__Exercise instructions__.
Present the following data again exactly as it is shown.

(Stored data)
———
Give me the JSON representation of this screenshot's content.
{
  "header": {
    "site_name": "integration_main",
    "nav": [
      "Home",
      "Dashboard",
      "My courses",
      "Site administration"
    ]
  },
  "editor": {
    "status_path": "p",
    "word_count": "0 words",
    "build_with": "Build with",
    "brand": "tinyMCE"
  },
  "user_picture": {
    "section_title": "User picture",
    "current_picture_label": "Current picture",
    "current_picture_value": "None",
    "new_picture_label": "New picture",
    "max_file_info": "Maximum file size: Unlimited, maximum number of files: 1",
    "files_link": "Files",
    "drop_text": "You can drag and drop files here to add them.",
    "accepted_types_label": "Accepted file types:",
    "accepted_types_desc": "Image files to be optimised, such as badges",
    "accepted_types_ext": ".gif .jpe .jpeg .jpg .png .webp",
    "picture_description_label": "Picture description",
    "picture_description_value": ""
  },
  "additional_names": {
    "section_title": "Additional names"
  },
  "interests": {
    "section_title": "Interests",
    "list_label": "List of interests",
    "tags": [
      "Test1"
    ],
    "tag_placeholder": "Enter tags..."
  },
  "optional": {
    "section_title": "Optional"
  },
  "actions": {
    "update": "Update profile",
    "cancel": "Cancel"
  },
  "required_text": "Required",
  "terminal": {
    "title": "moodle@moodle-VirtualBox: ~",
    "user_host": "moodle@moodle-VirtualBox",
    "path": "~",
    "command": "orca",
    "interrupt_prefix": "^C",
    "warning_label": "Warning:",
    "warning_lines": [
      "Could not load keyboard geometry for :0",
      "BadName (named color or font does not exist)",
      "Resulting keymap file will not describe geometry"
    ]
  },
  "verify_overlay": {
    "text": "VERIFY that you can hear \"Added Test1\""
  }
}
———
__Response to this exercise__.
Give me the JSON representation of this screenshot's content.
{
  "header": {
    "site_name": "integration_main",
    "nav": [
      "Home",
      "Dashboard",
      "My courses",
      "Site administration"
    ]
  },
  "editor": {
    "status_path": "p",
    "word_count": "0 words",
    "build_with": "Build with",
    "brand": "tinyMCE"
  },
  "user_picture": {
    "section_title": "User picture",
    "current_picture_label": "Current picture",
    "current_picture_value": "None",
    "new_picture_label": "New picture",
    "max_file_info": "Maximum file size: Unlimited, maximum number of files: 1",
    "files_link": "Files",
    "drop_text": "You can drag and drop files here to add them.",
    "accepted_types_label": "Accepted file types:",
    "accepted_types_desc": "Image files to be optimised, such as badges",
    "accepted_types_ext": ".gif .jpe .jpeg .jpg .png .webp",
    "picture_description_label": "Picture description",
    "picture_description_value": ""
  },
  "additional_names": {
    "section_title": "Additional names"
  },
  "interests": {
    "section_title": "Interests",
    "list_label": "List of interests",
    "tags": [
      "Test1"
    ],
    "tag_placeholder": "Enter tags..."
  },
  "optional": {
    "section_title": "Optional"
  },
  "actions": {
    "update": "Update profile",
    "cancel": "Cancel"
  },
  "required_text": "Required",
  "terminal": {
    "title": "moodle@moodle-VirtualBox: ~",
    "user_host": "moodle@moodle-VirtualBox",
    "path": "~",
    "command": "orca",
    "interrupt_prefix": "^C",
    "warning_label": "Warning:",
    "warning_lines": [
      "Could not load keyboard geometry for :0",
      "BadName (named color or font does not exist)",
      "Resulting keymap file will not describe geometry"
    ]
  },
  "verify_overlay": {
    "text": "VERIFY that you can hear \"Added Test1\""
  }
}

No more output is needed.